--- Direction ---
Copy each line of the records that holds the string "from".

[Extracted records]
****************
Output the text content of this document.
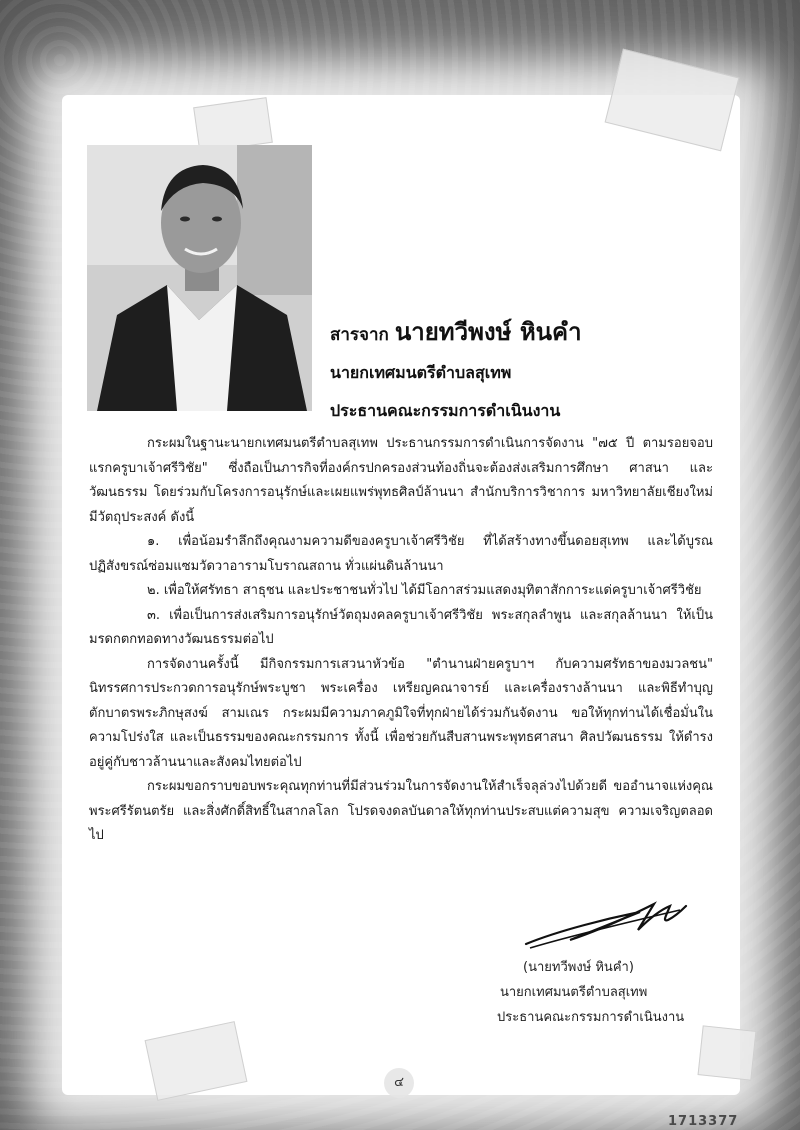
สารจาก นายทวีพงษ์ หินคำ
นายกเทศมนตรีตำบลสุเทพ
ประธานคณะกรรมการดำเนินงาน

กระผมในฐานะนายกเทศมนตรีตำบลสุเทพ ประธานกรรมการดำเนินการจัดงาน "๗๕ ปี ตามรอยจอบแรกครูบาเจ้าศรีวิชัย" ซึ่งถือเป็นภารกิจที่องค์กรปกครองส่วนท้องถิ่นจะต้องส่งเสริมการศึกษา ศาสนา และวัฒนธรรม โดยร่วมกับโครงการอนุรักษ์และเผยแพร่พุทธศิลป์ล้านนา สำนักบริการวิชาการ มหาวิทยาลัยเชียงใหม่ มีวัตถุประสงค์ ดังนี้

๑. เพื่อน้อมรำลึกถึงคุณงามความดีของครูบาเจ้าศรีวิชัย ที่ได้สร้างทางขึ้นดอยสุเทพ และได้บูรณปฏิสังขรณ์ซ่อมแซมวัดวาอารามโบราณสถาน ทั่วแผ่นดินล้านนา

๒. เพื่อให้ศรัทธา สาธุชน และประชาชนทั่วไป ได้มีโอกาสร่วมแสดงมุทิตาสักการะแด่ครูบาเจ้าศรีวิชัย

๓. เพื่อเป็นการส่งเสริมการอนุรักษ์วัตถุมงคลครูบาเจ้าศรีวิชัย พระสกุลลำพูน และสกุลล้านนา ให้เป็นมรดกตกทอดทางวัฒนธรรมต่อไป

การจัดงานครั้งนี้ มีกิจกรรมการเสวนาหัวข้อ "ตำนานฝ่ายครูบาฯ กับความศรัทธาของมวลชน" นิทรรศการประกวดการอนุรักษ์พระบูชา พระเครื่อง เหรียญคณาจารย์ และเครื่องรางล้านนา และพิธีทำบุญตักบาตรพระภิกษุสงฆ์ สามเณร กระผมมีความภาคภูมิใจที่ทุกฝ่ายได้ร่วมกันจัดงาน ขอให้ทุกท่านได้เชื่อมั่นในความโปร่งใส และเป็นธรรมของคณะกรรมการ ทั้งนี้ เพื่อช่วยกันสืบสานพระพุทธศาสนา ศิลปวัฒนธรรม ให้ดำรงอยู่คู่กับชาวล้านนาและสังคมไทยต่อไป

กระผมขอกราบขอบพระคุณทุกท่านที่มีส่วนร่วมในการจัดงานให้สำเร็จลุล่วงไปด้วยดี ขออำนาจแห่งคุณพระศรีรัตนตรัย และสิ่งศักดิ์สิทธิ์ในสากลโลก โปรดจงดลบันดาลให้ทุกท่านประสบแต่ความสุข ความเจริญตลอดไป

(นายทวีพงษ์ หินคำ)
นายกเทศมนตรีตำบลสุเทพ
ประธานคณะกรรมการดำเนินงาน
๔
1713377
****************
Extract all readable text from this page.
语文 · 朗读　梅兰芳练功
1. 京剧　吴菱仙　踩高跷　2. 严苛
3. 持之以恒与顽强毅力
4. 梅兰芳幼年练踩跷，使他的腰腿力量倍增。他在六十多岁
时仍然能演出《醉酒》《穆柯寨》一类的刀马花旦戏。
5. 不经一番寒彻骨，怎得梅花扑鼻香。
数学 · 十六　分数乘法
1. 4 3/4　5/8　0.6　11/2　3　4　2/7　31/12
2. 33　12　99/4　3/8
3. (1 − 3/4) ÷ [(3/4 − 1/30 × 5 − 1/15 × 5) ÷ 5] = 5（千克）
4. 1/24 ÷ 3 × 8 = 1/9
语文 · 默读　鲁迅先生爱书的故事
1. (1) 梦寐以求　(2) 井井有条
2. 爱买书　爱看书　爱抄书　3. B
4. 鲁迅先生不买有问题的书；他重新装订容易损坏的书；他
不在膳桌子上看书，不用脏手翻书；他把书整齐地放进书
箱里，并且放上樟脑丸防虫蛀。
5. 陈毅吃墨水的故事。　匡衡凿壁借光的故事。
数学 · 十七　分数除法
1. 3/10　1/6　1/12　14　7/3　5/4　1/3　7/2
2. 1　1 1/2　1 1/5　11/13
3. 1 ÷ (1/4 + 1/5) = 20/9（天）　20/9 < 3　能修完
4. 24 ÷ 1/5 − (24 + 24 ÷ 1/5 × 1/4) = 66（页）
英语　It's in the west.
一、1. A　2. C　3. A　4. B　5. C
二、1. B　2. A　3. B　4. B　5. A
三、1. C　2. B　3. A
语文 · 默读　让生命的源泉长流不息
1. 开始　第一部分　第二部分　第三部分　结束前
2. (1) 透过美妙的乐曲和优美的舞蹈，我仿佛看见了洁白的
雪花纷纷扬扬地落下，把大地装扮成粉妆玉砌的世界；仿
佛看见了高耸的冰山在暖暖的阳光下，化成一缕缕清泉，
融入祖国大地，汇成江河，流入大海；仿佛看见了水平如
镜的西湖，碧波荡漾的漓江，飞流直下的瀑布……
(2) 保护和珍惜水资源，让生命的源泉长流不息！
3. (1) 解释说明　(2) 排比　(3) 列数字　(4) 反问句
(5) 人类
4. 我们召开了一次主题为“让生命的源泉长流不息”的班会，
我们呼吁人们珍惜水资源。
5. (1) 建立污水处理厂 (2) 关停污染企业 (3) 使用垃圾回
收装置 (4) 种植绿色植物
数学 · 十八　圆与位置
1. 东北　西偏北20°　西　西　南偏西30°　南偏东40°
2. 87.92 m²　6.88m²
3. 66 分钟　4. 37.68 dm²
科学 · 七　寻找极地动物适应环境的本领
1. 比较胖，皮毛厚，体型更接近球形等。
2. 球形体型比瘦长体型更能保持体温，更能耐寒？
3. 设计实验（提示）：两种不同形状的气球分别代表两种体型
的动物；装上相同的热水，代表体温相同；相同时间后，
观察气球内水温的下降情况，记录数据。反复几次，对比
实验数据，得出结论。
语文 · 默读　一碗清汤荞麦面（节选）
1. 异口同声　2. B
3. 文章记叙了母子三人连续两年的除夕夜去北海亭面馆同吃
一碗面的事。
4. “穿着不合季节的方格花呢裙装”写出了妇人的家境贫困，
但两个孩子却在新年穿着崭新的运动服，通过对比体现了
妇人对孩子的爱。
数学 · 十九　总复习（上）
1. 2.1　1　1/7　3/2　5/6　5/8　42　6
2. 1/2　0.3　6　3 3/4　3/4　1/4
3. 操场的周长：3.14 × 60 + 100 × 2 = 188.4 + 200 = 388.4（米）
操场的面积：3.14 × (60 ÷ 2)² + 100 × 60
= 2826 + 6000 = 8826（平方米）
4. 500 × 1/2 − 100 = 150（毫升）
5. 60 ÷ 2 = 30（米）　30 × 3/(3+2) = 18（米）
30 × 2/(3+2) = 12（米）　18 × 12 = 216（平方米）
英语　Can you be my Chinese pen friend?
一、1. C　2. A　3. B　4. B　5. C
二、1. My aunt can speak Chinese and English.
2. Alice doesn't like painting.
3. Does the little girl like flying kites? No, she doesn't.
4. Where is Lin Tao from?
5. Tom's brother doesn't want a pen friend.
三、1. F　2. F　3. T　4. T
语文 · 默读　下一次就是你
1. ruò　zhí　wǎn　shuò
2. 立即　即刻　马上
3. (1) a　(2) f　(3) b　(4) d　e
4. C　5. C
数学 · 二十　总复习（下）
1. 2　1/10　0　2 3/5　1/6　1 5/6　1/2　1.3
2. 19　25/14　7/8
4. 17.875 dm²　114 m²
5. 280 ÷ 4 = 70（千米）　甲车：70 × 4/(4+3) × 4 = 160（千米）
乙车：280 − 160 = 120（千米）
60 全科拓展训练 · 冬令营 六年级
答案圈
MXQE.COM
****************
--- Result of the exercise ---
Extract all readable text from this page.
4. Where is Lin Tao from?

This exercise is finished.